Students had been ravenous for democracy after decades of authoritarian and military regimes. They were too intent and eager with their passion to hassle with procedures. Shim Jae-chul, executive member of the ruling Saenuri Party, and Rhyu Si-min, co-chair of the Unified Progressive Party, became SNU’s student body head and the head of the elite school’s student activity groups, respectively, because they were handpicked rather than elected. They were, nevertheless, uncomfortable that their titles had been endowed rather than won.

I revisited the memories of campus days after watching the unfolding debacle that has erupted within the opposition Unified Progressive Party. The mainstream faction of the party, the Gyeonggi Dongbu alliance, which descended from a pro-North Korea student activist group, is under attack from every side. They are the last descendants of the 1987 democracy crusaders. They have been trained to take and obey orders from unseen leadership even when they secretly know the command to be wrong.

The people are frustrated and annoyed by them because of a scandal over a rigged primary in March and they are suspicious of their affinity toward North Korea’s ideology and its regime. During the March primary to select proportional representatives, followers of the mainstream faction stole ballot boxes and used pseudonyms and proxies to increase votes for their candidates. Some members testified they were pressured to cast votes for a certain candidate. The election irregularities they committed would surprise even the country’s first President Syngman Rhee, who bent rules to get reelected for multiple terms. The party members were virtually robbed of their voting rights.

But there is no way to stop the unethically elected figures from becoming lawmakers. The election of proportional representatives is a party procedure and therefore remains untouched by the election law. The list of names the party recognizes for proportional representative seats cannot be replaced once it is submitted to the central election committee. Even if those individuals leave the party, they retain their legislative seats. The National Assembly can review their status to kick them out the legislature, but their wrongdoing does not fit into the review category. The law provides exclusivity to party procedures to respect voters’ opinion more than the judgment of the executive, judicial and legislative branches.

This loophole has been exposed by the UPP’s shenanigans. It should be closed. Political parties hold numerous elections to select posts. There must be a legal basis to prevent and punish irregularities.

The prosecution has launched an investigation into the fraud. If any of the elected legislators are found culpable of vote rigging and charged, they can lose their legislative seats. But the accused could claim they were being unfairly charged and victimized by the system. The prosecution interfered due to mounting public criticism, but should have, nevertheless, waited longer for the party to solve the problem first.

Secondly, the UPP’s main faction has lost favor with the public due to its suspicious affiliation with North Korea. Most leading members of the faction have in their younger days acted for North Korea. They still avoid directly answering questions about their ideology and North Korea.

Lawmakers serve to build houses for the people. They cannot ignore demands by the house owner on interior design claiming they have their own aesthetic ideas. It is as if the signed agreement gives them authority to do whatever they want with the house.

Unlike the obvious election misdeeds, their standing on North Korea has not been clarified. They cannot be charged with anything for their past activities. The Constitutional Court can disband the group once it finds the party undermining the fundamental order of democracy in its goal and activities. But the group has not done anything that violates the law.

At the end of the day, voters have the key. The public has learned that not all liberals are genuinely liberals. We should not be hasty in our action so as to send the liberals back underground. We could end up losing more than gaining.

*The author is chief editorial writer of the JoongAng Ilbo.

● **TASK REQUIREMENTS**:
(A) In the opinion piece about the Unified Progressive Party, what is the name of the party's mainstream faction?
(B) Name every person mentioned by name in the opinion piece about the Unified Progressive Party.
(C) Echo the passage of the opinion piece about the Unified Progressive Party that opens with the words containing "But there is" and closes with "and legislative branches.".

● **Collection entries**:
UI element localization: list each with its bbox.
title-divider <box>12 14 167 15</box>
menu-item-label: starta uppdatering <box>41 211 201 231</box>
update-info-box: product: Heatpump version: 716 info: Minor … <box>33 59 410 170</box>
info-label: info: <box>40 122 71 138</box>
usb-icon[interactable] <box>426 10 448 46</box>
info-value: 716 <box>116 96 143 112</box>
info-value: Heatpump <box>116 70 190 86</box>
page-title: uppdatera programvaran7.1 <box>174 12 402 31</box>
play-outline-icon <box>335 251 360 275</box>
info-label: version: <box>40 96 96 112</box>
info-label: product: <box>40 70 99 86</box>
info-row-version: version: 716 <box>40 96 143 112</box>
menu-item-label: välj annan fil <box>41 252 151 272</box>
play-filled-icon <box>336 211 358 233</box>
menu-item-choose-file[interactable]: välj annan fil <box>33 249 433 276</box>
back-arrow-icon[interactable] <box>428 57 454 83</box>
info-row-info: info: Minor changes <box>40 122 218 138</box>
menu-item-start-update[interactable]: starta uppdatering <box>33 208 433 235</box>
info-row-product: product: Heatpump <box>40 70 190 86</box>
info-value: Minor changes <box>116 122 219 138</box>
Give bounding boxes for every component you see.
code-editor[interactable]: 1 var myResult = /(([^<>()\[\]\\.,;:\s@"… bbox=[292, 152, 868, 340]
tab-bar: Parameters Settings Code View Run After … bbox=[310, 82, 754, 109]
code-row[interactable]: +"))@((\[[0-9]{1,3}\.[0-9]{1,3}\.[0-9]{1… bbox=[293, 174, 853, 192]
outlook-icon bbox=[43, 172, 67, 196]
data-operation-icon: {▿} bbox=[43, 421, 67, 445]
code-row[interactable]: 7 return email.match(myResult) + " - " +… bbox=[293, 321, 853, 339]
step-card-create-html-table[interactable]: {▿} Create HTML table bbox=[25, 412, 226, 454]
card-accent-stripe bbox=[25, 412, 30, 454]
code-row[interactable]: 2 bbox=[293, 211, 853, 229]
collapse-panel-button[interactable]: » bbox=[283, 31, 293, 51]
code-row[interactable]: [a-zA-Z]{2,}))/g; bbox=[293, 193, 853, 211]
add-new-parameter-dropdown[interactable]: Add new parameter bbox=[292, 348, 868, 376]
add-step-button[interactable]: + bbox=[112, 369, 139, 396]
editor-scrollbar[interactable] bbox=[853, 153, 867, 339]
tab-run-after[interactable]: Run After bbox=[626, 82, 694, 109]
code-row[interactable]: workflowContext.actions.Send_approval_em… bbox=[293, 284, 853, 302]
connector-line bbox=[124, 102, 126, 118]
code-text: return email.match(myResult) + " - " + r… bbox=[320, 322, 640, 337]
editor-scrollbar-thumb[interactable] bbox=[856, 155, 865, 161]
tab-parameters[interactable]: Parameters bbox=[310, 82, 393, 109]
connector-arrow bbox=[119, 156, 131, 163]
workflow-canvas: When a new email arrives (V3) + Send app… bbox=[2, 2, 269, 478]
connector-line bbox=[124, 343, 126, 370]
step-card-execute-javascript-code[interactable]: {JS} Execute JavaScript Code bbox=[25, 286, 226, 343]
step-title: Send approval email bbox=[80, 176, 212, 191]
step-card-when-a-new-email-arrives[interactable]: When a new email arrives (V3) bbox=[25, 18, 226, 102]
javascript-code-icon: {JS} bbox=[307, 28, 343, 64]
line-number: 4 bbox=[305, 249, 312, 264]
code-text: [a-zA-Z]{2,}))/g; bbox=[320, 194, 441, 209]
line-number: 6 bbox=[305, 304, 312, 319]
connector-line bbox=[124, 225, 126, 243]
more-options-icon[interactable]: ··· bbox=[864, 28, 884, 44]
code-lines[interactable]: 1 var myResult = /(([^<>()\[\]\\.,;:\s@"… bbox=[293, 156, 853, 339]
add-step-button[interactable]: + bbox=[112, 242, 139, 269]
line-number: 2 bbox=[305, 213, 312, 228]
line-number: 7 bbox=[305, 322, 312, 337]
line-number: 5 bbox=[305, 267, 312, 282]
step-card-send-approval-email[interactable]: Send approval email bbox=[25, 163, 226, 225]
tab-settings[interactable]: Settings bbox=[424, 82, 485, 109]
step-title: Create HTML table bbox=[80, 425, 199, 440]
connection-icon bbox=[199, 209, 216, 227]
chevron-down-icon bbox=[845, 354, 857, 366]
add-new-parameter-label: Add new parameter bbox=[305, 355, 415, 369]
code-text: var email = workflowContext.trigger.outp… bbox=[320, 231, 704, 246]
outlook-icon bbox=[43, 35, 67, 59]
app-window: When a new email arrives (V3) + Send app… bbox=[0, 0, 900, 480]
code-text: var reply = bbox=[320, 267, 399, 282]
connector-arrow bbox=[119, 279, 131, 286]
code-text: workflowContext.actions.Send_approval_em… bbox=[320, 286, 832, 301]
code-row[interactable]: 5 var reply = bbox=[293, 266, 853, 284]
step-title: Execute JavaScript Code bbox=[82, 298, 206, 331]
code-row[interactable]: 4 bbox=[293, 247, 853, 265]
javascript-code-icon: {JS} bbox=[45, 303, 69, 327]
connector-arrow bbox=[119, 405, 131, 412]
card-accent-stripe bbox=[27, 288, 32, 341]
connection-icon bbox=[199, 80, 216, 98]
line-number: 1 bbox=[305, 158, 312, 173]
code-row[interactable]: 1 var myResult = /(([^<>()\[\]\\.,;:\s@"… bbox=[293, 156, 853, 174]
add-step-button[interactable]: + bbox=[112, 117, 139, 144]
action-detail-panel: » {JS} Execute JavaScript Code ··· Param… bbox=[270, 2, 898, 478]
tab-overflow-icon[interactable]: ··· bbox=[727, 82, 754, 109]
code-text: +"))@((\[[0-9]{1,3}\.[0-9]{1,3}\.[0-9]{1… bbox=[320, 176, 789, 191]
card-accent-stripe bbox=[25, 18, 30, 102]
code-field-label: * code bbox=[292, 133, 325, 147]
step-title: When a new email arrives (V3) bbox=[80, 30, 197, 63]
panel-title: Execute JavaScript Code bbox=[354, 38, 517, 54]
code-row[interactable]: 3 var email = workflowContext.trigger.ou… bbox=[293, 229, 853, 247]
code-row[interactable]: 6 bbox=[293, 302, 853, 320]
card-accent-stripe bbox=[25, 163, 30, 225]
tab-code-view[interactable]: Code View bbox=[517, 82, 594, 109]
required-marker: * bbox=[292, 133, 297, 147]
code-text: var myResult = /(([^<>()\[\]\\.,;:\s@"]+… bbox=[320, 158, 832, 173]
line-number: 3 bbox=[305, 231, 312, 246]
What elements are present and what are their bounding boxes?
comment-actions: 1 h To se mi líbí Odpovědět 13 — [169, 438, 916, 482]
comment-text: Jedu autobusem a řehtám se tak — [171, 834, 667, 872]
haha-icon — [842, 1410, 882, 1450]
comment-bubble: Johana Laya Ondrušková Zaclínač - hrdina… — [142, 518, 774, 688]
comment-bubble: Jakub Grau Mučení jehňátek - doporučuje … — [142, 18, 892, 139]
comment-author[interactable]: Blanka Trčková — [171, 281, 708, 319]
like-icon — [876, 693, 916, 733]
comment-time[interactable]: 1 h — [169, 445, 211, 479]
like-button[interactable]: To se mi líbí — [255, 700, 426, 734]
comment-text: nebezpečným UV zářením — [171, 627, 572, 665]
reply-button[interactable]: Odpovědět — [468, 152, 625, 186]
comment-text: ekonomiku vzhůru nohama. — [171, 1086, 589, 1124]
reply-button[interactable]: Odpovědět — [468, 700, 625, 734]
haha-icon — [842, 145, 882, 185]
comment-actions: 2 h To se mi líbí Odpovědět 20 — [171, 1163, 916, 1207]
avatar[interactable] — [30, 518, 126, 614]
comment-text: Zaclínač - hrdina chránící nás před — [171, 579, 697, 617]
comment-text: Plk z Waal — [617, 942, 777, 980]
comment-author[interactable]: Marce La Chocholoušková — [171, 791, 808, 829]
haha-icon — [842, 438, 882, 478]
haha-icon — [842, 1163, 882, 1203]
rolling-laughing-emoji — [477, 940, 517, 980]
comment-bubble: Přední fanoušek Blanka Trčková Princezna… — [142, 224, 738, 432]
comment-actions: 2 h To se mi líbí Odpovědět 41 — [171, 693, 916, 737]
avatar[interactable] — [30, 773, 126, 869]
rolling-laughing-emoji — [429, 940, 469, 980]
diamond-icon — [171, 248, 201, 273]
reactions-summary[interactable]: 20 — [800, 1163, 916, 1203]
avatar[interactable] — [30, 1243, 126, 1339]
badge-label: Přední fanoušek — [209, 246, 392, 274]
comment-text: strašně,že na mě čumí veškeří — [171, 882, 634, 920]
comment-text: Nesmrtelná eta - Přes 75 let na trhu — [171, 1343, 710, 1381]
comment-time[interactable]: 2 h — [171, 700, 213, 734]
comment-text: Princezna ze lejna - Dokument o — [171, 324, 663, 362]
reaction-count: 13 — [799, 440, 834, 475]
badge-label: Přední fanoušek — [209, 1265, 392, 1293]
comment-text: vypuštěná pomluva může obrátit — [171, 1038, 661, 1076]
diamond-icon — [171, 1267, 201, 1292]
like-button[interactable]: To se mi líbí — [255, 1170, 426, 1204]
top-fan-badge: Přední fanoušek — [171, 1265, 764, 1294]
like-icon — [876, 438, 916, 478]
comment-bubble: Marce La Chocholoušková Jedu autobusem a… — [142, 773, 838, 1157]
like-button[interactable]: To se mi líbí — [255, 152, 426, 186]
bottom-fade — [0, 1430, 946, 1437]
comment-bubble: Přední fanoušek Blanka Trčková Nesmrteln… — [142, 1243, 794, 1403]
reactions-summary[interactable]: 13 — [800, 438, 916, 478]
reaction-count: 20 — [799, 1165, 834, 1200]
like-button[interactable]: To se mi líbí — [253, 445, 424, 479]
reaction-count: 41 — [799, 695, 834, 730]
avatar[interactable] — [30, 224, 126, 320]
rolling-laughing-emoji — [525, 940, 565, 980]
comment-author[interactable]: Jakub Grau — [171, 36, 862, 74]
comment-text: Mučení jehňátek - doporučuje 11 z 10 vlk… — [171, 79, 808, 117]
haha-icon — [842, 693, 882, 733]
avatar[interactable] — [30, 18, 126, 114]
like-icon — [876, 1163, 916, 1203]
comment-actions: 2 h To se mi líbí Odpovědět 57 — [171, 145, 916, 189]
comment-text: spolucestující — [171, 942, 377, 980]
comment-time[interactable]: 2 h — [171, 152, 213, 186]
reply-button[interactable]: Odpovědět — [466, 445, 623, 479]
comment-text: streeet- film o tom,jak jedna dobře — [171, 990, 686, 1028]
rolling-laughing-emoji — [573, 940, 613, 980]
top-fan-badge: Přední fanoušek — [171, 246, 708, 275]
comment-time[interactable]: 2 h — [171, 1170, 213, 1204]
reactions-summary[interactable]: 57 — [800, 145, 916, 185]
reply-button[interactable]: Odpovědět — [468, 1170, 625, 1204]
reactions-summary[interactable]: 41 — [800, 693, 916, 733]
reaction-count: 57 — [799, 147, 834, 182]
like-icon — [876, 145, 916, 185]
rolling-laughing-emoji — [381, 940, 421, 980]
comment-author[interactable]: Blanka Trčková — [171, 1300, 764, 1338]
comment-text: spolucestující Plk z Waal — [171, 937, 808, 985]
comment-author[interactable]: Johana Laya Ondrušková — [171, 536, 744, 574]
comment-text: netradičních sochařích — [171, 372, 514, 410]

● **TASK-BY-TASK ANSWERS**:
(A) The Gyeonggi Dongbu alliance.

(B) Shim Jae-chul, Rhyu Si-min, Syngman Rhee

(C)
But there is no way to stop the unethically elected figures from becoming lawmakers. The election of proportional representatives is a party procedure and therefore remains untouched by the election law. The list of names the party recognizes for proportional representative seats cannot be replaced once it is submitted to the central election committee. Even if those individuals leave the party, they retain their legislative seats. The National Assembly can review their status to kick them out the legislature, but their wrongdoing does not fit into the review category. The law provides exclusivity to party procedures to respect voters’ opinion more than the judgment of the executive, judicial and legislative branches.